**DIRECTIVE**
Every entry below should be transcribed exactly; pictures stay out of the copy.

**DATA LISTING**
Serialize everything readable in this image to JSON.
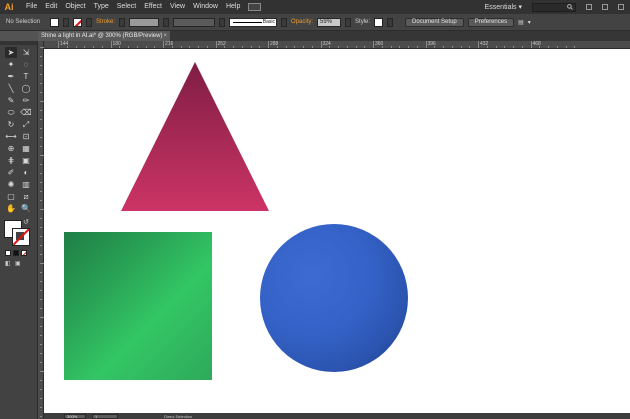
{
  "app": {
    "logo": "Ai"
  },
  "menubar": {
    "items": [
      "File",
      "Edit",
      "Object",
      "Type",
      "Select",
      "Effect",
      "View",
      "Window",
      "Help"
    ],
    "workspace": "Essentials",
    "workspace_arrow": "▾"
  },
  "controlbar": {
    "selection_label": "No Selection",
    "stroke_label": "Stroke:",
    "stroke_profile": "Basic",
    "opacity_label": "Opacity:",
    "opacity_value": "59%",
    "style_label": "Style:",
    "document_setup_label": "Document Setup",
    "preferences_label": "Preferences"
  },
  "document": {
    "tab_title": "Shine a light in AI.ai* @ 300% (RGB/Preview)",
    "close_glyph": "×"
  },
  "ruler": {
    "top_labels": [
      "144",
      "180",
      "216",
      "252",
      "288",
      "324",
      "360",
      "396",
      "432",
      "468"
    ]
  },
  "status": {
    "zoom": "300%",
    "artboard": "1",
    "mode": "Direct Selection"
  },
  "colors": {
    "triangle_top": "#7e1d43",
    "triangle_bottom": "#cc3465",
    "square": "#2ea95a",
    "circle": "#3461c6",
    "accent": "#f29b2b"
  },
  "icons": {
    "tools": [
      "selection-tool-icon",
      "direct-selection-tool-icon",
      "magic-wand-tool-icon",
      "lasso-tool-icon",
      "pen-tool-icon",
      "type-tool-icon",
      "line-segment-tool-icon",
      "ellipse-tool-icon",
      "paintbrush-tool-icon",
      "pencil-tool-icon",
      "blob-brush-tool-icon",
      "eraser-tool-icon",
      "rotate-tool-icon",
      "scale-tool-icon",
      "width-tool-icon",
      "free-transform-tool-icon",
      "shape-builder-tool-icon",
      "perspective-grid-tool-icon",
      "mesh-tool-icon",
      "gradient-tool-icon",
      "eyedropper-tool-icon",
      "blend-tool-icon",
      "symbol-sprayer-tool-icon",
      "column-graph-tool-icon",
      "artboard-tool-icon",
      "slice-tool-icon",
      "hand-tool-icon",
      "zoom-tool-icon"
    ]
  }
}
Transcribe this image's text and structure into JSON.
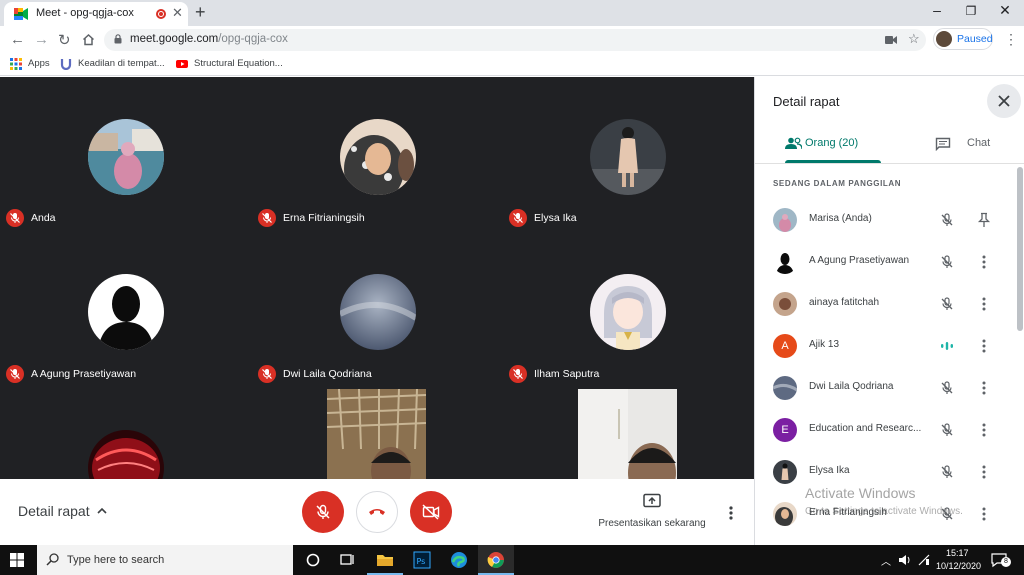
{
  "browser": {
    "tab_title": "Meet - opg-qgja-cox",
    "url_host": "meet.google.com",
    "url_path": "/opg-qgja-cox",
    "profile_label": "Paused",
    "bookmarks": [
      "Apps",
      "Keadilan di tempat...",
      "Structural Equation..."
    ]
  },
  "tiles": [
    {
      "name": "Anda"
    },
    {
      "name": "Erna Fitrianingsih"
    },
    {
      "name": "Elysa Ika"
    },
    {
      "name": "A Agung Prasetiyawan"
    },
    {
      "name": "Dwi Laila Qodriana"
    },
    {
      "name": "Ilham Saputra"
    }
  ],
  "controls": {
    "details_label": "Detail rapat",
    "present_label": "Presentasikan sekarang"
  },
  "panel": {
    "title": "Detail rapat",
    "people_tab": "Orang (20)",
    "chat_tab": "Chat",
    "section_heading": "SEDANG DALAM PANGGILAN",
    "people": [
      {
        "name": "Marisa (Anda)"
      },
      {
        "name": "A Agung Prasetiyawan"
      },
      {
        "name": "ainaya fatitchah"
      },
      {
        "name": "Ajik 13",
        "initial": "A"
      },
      {
        "name": "Dwi Laila Qodriana"
      },
      {
        "name": "Education and Researc...",
        "initial": "E"
      },
      {
        "name": "Elysa Ika"
      },
      {
        "name": "Erna Fitrianingsih"
      }
    ],
    "watermark_line1": "Activate Windows",
    "watermark_line2": "Go to Settings to activate Windows."
  },
  "taskbar": {
    "search_placeholder": "Type here to search",
    "time": "15:17",
    "date": "10/12/2020",
    "notification_count": "8"
  },
  "colors": {
    "stage_bg": "#202124",
    "mic_off_red": "#d93025",
    "accent_teal": "#00796b",
    "avatar_ajik": "#e64a19",
    "avatar_education": "#7b1fa2"
  }
}
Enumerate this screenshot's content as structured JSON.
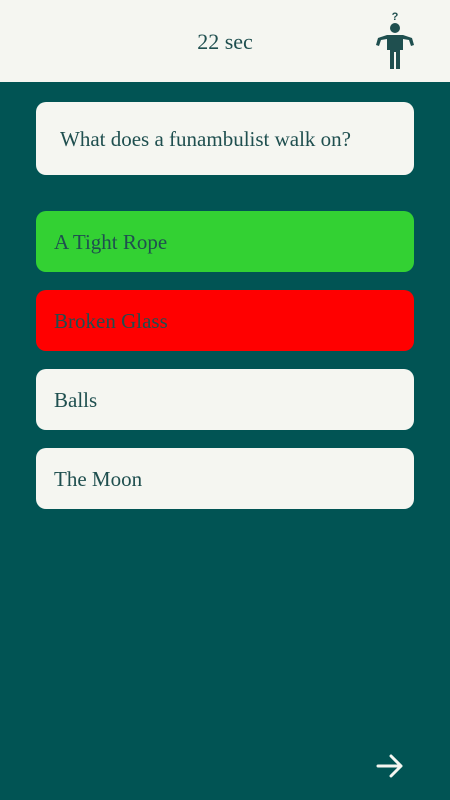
{
  "header": {
    "timer_text": "22 sec",
    "help_icon": "person-question-icon",
    "help_icon_glyph": "?"
  },
  "question": {
    "text": "What does a funambulist walk on?"
  },
  "answers": [
    {
      "label": "A Tight Rope",
      "state": "correct",
      "color": "#33d133"
    },
    {
      "label": "Broken Glass",
      "state": "wrong",
      "color": "#ff0000"
    },
    {
      "label": "Balls",
      "state": "neutral",
      "color": "#f5f6f1"
    },
    {
      "label": "The Moon",
      "state": "neutral",
      "color": "#f5f6f1"
    }
  ],
  "footer": {
    "next_icon": "arrow-right-icon"
  },
  "colors": {
    "background": "#015454",
    "surface": "#f5f6f1",
    "text": "#1f4f4f",
    "correct": "#33d133",
    "wrong": "#ff0000"
  }
}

**RESULT FOR THIS TASK**
Serialize everything readable in this image to JSON.
{
  "app": {
    "logo": "Ai"
  },
  "menubar": {
    "items": [
      "File",
      "Edit",
      "Object",
      "Type",
      "Select",
      "Effect",
      "View",
      "Window",
      "Help"
    ],
    "workspace": "Essentials",
    "workspace_arrow": "▾"
  },
  "controlbar": {
    "selection_label": "No Selection",
    "stroke_label": "Stroke:",
    "stroke_profile": "Basic",
    "opacity_label": "Opacity:",
    "opacity_value": "59%",
    "style_label": "Style:",
    "document_setup_label": "Document Setup",
    "preferences_label": "Preferences"
  },
  "document": {
    "tab_title": "Shine a light in AI.ai* @ 300% (RGB/Preview)",
    "close_glyph": "×"
  },
  "ruler": {
    "top_labels": [
      "144",
      "180",
      "216",
      "252",
      "288",
      "324",
      "360",
      "396",
      "432",
      "468"
    ]
  },
  "status": {
    "zoom": "300%",
    "artboard": "1",
    "mode": "Direct Selection"
  },
  "colors": {
    "triangle_top": "#7e1d43",
    "triangle_bottom": "#cc3465",
    "square": "#2ea95a",
    "circle": "#3461c6",
    "accent": "#f29b2b"
  },
  "icons": {
    "tools": [
      "selection-tool-icon",
      "direct-selection-tool-icon",
      "magic-wand-tool-icon",
      "lasso-tool-icon",
      "pen-tool-icon",
      "type-tool-icon",
      "line-segment-tool-icon",
      "ellipse-tool-icon",
      "paintbrush-tool-icon",
      "pencil-tool-icon",
      "blob-brush-tool-icon",
      "eraser-tool-icon",
      "rotate-tool-icon",
      "scale-tool-icon",
      "width-tool-icon",
      "free-transform-tool-icon",
      "shape-builder-tool-icon",
      "perspective-grid-tool-icon",
      "mesh-tool-icon",
      "gradient-tool-icon",
      "eyedropper-tool-icon",
      "blend-tool-icon",
      "symbol-sprayer-tool-icon",
      "column-graph-tool-icon",
      "artboard-tool-icon",
      "slice-tool-icon",
      "hand-tool-icon",
      "zoom-tool-icon"
    ]
  }
}
Transcribe this image's text and structure into JSON.
{
  "browser": {
    "tab_title": "Meet - opg-qgja-cox",
    "url_host": "meet.google.com",
    "url_path": "/opg-qgja-cox",
    "profile_label": "Paused",
    "bookmarks": [
      "Apps",
      "Keadilan di tempat...",
      "Structural Equation..."
    ]
  },
  "tiles": [
    {
      "name": "Anda"
    },
    {
      "name": "Erna Fitrianingsih"
    },
    {
      "name": "Elysa Ika"
    },
    {
      "name": "A Agung Prasetiyawan"
    },
    {
      "name": "Dwi Laila Qodriana"
    },
    {
      "name": "Ilham Saputra"
    }
  ],
  "controls": {
    "details_label": "Detail rapat",
    "present_label": "Presentasikan sekarang"
  },
  "panel": {
    "title": "Detail rapat",
    "people_tab": "Orang (20)",
    "chat_tab": "Chat",
    "section_heading": "SEDANG DALAM PANGGILAN",
    "people": [
      {
        "name": "Marisa (Anda)"
      },
      {
        "name": "A Agung Prasetiyawan"
      },
      {
        "name": "ainaya fatitchah"
      },
      {
        "name": "Ajik 13",
        "initial": "A"
      },
      {
        "name": "Dwi Laila Qodriana"
      },
      {
        "name": "Education and Researc...",
        "initial": "E"
      },
      {
        "name": "Elysa Ika"
      },
      {
        "name": "Erna Fitrianingsih"
      }
    ],
    "watermark_line1": "Activate Windows",
    "watermark_line2": "Go to Settings to activate Windows."
  },
  "taskbar": {
    "search_placeholder": "Type here to search",
    "time": "15:17",
    "date": "10/12/2020",
    "notification_count": "8"
  },
  "colors": {
    "stage_bg": "#202124",
    "mic_off_red": "#d93025",
    "accent_teal": "#00796b",
    "avatar_ajik": "#e64a19",
    "avatar_education": "#7b1fa2"
  }
}
Enumerate this screenshot's content as structured JSON.
{
  "header": {
    "timer_text": "22 sec",
    "help_icon": "person-question-icon",
    "help_icon_glyph": "?"
  },
  "question": {
    "text": "What does a funambulist walk on?"
  },
  "answers": [
    {
      "label": "A Tight Rope",
      "state": "correct",
      "color": "#33d133"
    },
    {
      "label": "Broken Glass",
      "state": "wrong",
      "color": "#ff0000"
    },
    {
      "label": "Balls",
      "state": "neutral",
      "color": "#f5f6f1"
    },
    {
      "label": "The Moon",
      "state": "neutral",
      "color": "#f5f6f1"
    }
  ],
  "footer": {
    "next_icon": "arrow-right-icon"
  },
  "colors": {
    "background": "#015454",
    "surface": "#f5f6f1",
    "text": "#1f4f4f",
    "correct": "#33d133",
    "wrong": "#ff0000"
  }
}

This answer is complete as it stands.